Your task: Reproduce each line of the listing exactly.

(begin)

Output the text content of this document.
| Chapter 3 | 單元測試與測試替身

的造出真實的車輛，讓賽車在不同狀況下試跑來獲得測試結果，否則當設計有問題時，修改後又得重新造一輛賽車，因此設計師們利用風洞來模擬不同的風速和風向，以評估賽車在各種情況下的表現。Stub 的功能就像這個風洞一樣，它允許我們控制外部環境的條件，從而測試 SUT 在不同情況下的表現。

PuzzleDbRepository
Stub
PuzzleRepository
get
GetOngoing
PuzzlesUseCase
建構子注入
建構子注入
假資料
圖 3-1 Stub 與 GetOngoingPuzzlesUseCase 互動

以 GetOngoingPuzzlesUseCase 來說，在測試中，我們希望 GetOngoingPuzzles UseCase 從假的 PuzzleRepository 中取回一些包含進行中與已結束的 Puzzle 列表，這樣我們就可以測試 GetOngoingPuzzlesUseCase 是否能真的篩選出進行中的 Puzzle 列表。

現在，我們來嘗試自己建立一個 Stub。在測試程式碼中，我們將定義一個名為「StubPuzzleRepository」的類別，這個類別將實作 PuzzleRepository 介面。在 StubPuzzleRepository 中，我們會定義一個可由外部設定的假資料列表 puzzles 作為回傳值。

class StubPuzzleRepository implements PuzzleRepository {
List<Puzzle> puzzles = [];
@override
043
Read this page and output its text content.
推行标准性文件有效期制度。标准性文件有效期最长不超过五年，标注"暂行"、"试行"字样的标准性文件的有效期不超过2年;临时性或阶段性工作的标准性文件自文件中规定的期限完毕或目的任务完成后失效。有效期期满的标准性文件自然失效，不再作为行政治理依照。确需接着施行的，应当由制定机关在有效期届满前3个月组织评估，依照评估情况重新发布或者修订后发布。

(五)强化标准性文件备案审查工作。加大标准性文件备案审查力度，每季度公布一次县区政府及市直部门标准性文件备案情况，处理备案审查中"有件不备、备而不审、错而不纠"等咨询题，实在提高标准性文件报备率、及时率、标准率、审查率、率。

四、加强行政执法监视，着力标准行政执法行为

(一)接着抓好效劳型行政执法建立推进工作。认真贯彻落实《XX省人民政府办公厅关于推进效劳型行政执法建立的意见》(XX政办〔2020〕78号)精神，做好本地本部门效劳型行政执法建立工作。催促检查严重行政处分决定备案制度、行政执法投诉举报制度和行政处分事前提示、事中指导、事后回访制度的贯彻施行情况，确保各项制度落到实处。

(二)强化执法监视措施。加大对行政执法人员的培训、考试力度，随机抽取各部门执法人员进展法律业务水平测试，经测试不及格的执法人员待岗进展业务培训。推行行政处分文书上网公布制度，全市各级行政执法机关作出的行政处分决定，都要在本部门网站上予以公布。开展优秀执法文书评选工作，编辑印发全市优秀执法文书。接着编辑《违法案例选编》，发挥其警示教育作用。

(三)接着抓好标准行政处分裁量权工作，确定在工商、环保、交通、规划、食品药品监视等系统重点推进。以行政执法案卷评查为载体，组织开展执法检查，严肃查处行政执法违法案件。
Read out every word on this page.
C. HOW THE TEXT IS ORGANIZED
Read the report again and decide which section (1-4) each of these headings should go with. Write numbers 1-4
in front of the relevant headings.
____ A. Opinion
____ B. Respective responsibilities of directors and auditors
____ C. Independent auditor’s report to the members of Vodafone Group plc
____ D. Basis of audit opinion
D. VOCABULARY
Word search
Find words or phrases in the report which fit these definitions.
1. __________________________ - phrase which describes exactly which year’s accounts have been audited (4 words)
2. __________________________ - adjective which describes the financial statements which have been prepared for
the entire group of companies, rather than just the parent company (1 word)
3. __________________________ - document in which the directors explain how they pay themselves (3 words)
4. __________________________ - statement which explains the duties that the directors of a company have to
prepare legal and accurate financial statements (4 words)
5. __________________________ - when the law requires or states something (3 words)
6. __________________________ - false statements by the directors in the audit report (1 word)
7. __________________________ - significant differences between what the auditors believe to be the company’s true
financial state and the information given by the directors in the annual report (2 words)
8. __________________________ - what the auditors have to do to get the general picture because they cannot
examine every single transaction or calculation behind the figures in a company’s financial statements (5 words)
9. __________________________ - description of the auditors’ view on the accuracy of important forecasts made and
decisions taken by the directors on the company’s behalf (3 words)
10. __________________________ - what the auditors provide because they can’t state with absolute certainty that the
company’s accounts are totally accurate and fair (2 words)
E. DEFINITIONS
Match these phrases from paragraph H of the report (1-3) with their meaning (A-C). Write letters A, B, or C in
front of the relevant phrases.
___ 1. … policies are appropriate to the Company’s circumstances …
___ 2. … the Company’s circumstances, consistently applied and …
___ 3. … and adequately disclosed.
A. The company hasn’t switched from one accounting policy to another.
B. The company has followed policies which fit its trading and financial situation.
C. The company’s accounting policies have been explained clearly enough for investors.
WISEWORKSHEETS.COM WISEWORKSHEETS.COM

(end)

The completed task:
Output the text content of this document.
| Chapter 3 | 單元測試與測試替身

的造出真實的車輛，讓賽車在不同狀況下試跑來獲得測試結果，否則當設計有問題時，修改後又得重新造一輛賽車，因此設計師們利用風洞來模擬不同的風速和風向，以評估賽車在各種情況下的表現。Stub 的功能就像這個風洞一樣，它允許我們控制外部環境的條件，從而測試 SUT 在不同情況下的表現。

PuzzleDbRepository
Stub
PuzzleRepository
get
GetOngoing
PuzzlesUseCase
建構子注入
建構子注入
假資料
圖 3-1 Stub 與 GetOngoingPuzzlesUseCase 互動

以 GetOngoingPuzzlesUseCase 來說，在測試中，我們希望 GetOngoingPuzzles UseCase 從假的 PuzzleRepository 中取回一些包含進行中與已結束的 Puzzle 列表，這樣我們就可以測試 GetOngoingPuzzlesUseCase 是否能真的篩選出進行中的 Puzzle 列表。

現在，我們來嘗試自己建立一個 Stub。在測試程式碼中，我們將定義一個名為「StubPuzzleRepository」的類別，這個類別將實作 PuzzleRepository 介面。在 StubPuzzleRepository 中，我們會定義一個可由外部設定的假資料列表 puzzles 作為回傳值。

class StubPuzzleRepository implements PuzzleRepository {
List<Puzzle> puzzles = [];
@override
043
Read this page and output its text content.
推行标准性文件有效期制度。标准性文件有效期最长不超过五年，标注"暂行"、"试行"字样的标准性文件的有效期不超过2年;临时性或阶段性工作的标准性文件自文件中规定的期限完毕或目的任务完成后失效。有效期期满的标准性文件自然失效，不再作为行政治理依照。确需接着施行的，应当由制定机关在有效期届满前3个月组织评估，依照评估情况重新发布或者修订后发布。

(五)强化标准性文件备案审查工作。加大标准性文件备案审查力度，每季度公布一次县区政府及市直部门标准性文件备案情况，处理备案审查中"有件不备、备而不审、错而不纠"等咨询题，实在提高标准性文件报备率、及时率、标准率、审查率、率。

四、加强行政执法监视，着力标准行政执法行为

(一)接着抓好效劳型行政执法建立推进工作。认真贯彻落实《XX省人民政府办公厅关于推进效劳型行政执法建立的意见》(XX政办〔2020〕78号)精神，做好本地本部门效劳型行政执法建立工作。催促检查严重行政处分决定备案制度、行政执法投诉举报制度和行政处分事前提示、事中指导、事后回访制度的贯彻施行情况，确保各项制度落到实处。

(二)强化执法监视措施。加大对行政执法人员的培训、考试力度，随机抽取各部门执法人员进展法律业务水平测试，经测试不及格的执法人员待岗进展业务培训。推行行政处分文书上网公布制度，全市各级行政执法机关作出的行政处分决定，都要在本部门网站上予以公布。开展优秀执法文书评选工作，编辑印发全市优秀执法文书。接着编辑《违法案例选编》，发挥其警示教育作用。

(三)接着抓好标准行政处分裁量权工作，确定在工商、环保、交通、规划、食品药品监视等系统重点推进。以行政执法案卷评查为载体，组织开展执法检查，严肃查处行政执法违法案件。
Read out every word on this page.
C. HOW THE TEXT IS ORGANIZED
Read the report again and decide which section (1-4) each of these headings should go with. Write numbers 1-4
in front of the relevant headings.
____ A. Opinion
____ B. Respective responsibilities of directors and auditors
____ C. Independent auditor’s report to the members of Vodafone Group plc
____ D. Basis of audit opinion
D. VOCABULARY
Word search
Find words or phrases in the report which fit these definitions.
1. __________________________ - phrase which describes exactly which year’s accounts have been audited (4 words)
2. __________________________ - adjective which describes the financial statements which have been prepared for
the entire group of companies, rather than just the parent company (1 word)
3. __________________________ - document in which the directors explain how they pay themselves (3 words)
4. __________________________ - statement which explains the duties that the directors of a company have to
prepare legal and accurate financial statements (4 words)
5. __________________________ - when the law requires or states something (3 words)
6. __________________________ - false statements by the directors in the audit report (1 word)
7. __________________________ - significant differences between what the auditors believe to be the company’s true
financial state and the information given by the directors in the annual report (2 words)
8. __________________________ - what the auditors have to do to get the general picture because they cannot
examine every single transaction or calculation behind the figures in a company’s financial statements (5 words)
9. __________________________ - description of the auditors’ view on the accuracy of important forecasts made and
decisions taken by the directors on the company’s behalf (3 words)
10. __________________________ - what the auditors provide because they can’t state with absolute certainty that the
company’s accounts are totally accurate and fair (2 words)
E. DEFINITIONS
Match these phrases from paragraph H of the report (1-3) with their meaning (A-C). Write letters A, B, or C in
front of the relevant phrases.
___ 1. … policies are appropriate to the Company’s circumstances …
___ 2. … the Company’s circumstances, consistently applied and …
___ 3. … and adequately disclosed.
A. The company hasn’t switched from one accounting policy to another.
B. The company has followed policies which fit its trading and financial situation.
C. The company’s accounting policies have been explained clearly enough for investors.
WISEWORKSHEETS.COM WISEWORKSHEETS.COM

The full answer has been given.